**DATA EXTRACT:**
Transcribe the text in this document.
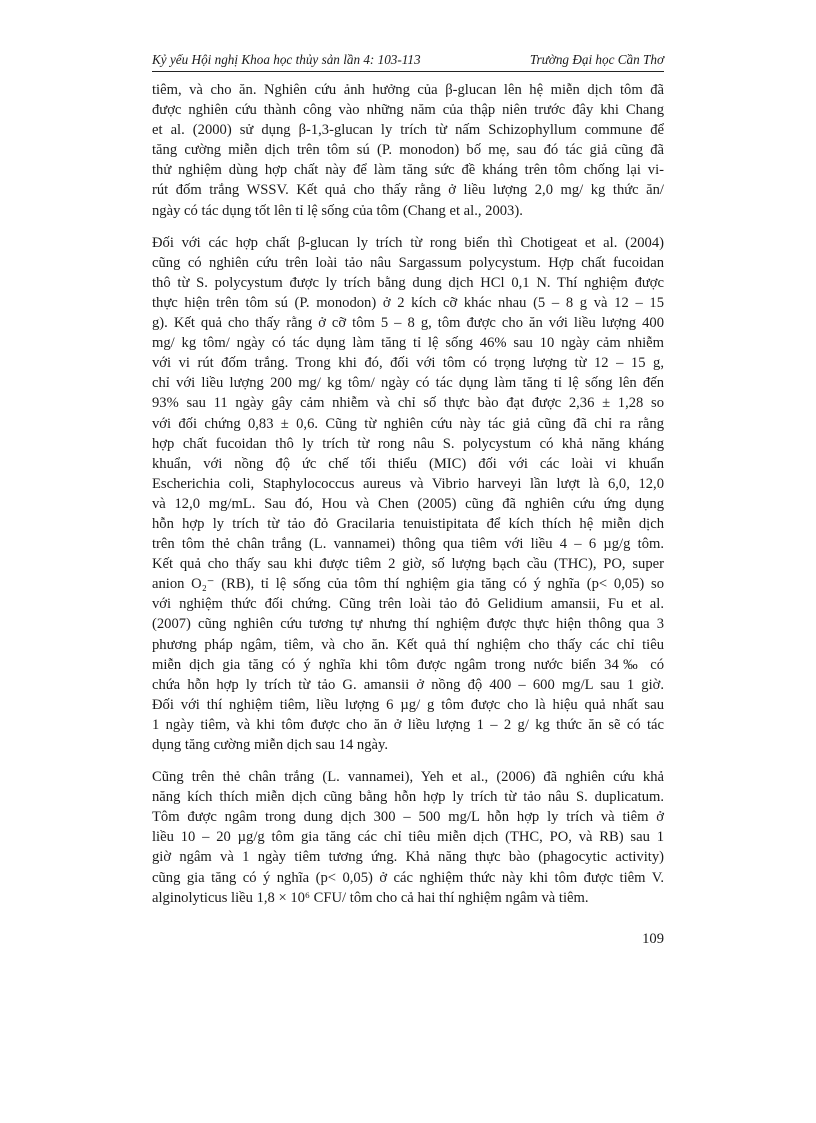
Kỷ yếu Hội nghị Khoa học thủy sản lần 4: 103-113	Trường Đại học Cần Thơ

tiêm, và cho ăn. Nghiên cứu ảnh hưởng của β-glucan lên hệ miễn dịch tôm đã
được nghiên cứu thành công vào những năm của thập niên trước đây khi Chang
et al. (2000) sử dụng β-1,3-glucan ly trích từ nấm Schizophyllum commune để
tăng cường miễn dịch trên tôm sú (P. monodon) bố mẹ, sau đó tác giả cũng đã
thử nghiệm dùng hợp chất này để làm tăng sức đề kháng trên tôm chống lại vi-
rút đốm trắng WSSV. Kết quả cho thấy rằng ở liều lượng 2,0 mg/ kg thức ăn/
ngày có tác dụng tốt lên tỉ lệ sống của tôm (Chang et al., 2003).

Đối với các hợp chất β-glucan ly trích từ rong biển thì Chotigeat et al. (2004)
cũng có nghiên cứu trên loài tảo nâu Sargassum polycystum. Hợp chất fucoidan
thô từ S. polycystum được ly trích bằng dung dịch HCl 0,1 N. Thí nghiệm được
thực hiện trên tôm sú (P. monodon) ở 2 kích cỡ khác nhau (5 – 8 g và 12 – 15
g). Kết quả cho thấy rằng ở cỡ tôm 5 – 8 g, tôm được cho ăn với liều lượng 400
mg/ kg tôm/ ngày có tác dụng làm tăng tỉ lệ sống 46% sau 10 ngày cảm nhiễm
với vi rút đốm trắng. Trong khi đó, đối với tôm có trọng lượng từ 12 – 15 g,
chỉ với liều lượng 200 mg/ kg tôm/ ngày có tác dụng làm tăng tỉ lệ sống lên đến
93% sau 11 ngày gây cảm nhiễm và chỉ số thực bào đạt được 2,36 ± 1,28 so
với đối chứng 0,83 ± 0,6. Cũng từ nghiên cứu này tác giả cũng đã chỉ ra rằng
hợp chất fucoidan thô ly trích từ rong nâu S. polycystum có khả năng kháng
khuẩn, với nồng độ ức chế tối thiểu (MIC) đối với các loài vi khuẩn
Escherichia coli, Staphylococcus aureus và Vibrio harveyi lần lượt là 6,0, 12,0
và 12,0 mg/mL. Sau đó, Hou và Chen (2005) cũng đã nghiên cứu ứng dụng
hỗn hợp ly trích từ tảo đỏ Gracilaria tenuistipitata để kích thích hệ miễn dịch
trên tôm thẻ chân trắng (L. vannamei) thông qua tiêm với liều 4 – 6 µg/g tôm.
Kết quả cho thấy sau khi được tiêm 2 giờ, số lượng bạch cầu (THC), PO, super
anion O₂⁻ (RB), tỉ lệ sống của tôm thí nghiệm gia tăng có ý nghĩa (p< 0,05) so
với nghiệm thức đối chứng. Cũng trên loài tảo đỏ Gelidium amansii, Fu et al.
(2007) cũng nghiên cứu tương tự nhưng thí nghiệm được thực hiện thông qua 3
phương pháp ngâm, tiêm, và cho ăn. Kết quả thí nghiệm cho thấy các chỉ tiêu
miễn dịch gia tăng có ý nghĩa khi tôm được ngâm trong nước biển 34‰ có
chứa hỗn hợp ly trích từ tảo G. amansii ở nồng độ 400 – 600 mg/L sau 1 giờ.
Đối với thí nghiệm tiêm, liều lượng 6 µg/ g tôm được cho là hiệu quả nhất sau
1 ngày tiêm, và khi tôm được cho ăn ở liều lượng 1 – 2 g/ kg thức ăn sẽ có tác
dụng tăng cường miễn dịch sau 14 ngày.

Cũng trên thẻ chân trắng (L. vannamei), Yeh et al., (2006) đã nghiên cứu khả
năng kích thích miễn dịch cũng bằng hỗn hợp ly trích từ tảo nâu S. duplicatum.
Tôm được ngâm trong dung dịch 300 – 500 mg/L hỗn hợp ly trích và tiêm ở
liều 10 – 20 µg/g tôm gia tăng các chỉ tiêu miễn dịch (THC, PO, và RB) sau 1
giờ ngâm và 1 ngày tiêm tương ứng. Khả năng thực bào (phagocytic activity)
cũng gia tăng có ý nghĩa (p< 0,05) ở các nghiệm thức này khi tôm được tiêm V.
alginolyticus liều 1,8 × 10⁶ CFU/ tôm cho cả hai thí nghiệm ngâm và tiêm.

109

**STATED PROBLEM:** Copy all lines from the material that contain "thực".

**SOLUTION TO THIS PROBLEM:**
thực hiện trên tôm sú (P. monodon) ở 2 kích cỡ khác nhau (5 – 8 g và 12 – 15
93% sau 11 ngày gây cảm nhiễm và chỉ số thực bào đạt được 2,36 ± 1,28 so
(2007) cũng nghiên cứu tương tự nhưng thí nghiệm được thực hiện thông qua 3
giờ ngâm và 1 ngày tiêm tương ứng. Khả năng thực bào (phagocytic activity)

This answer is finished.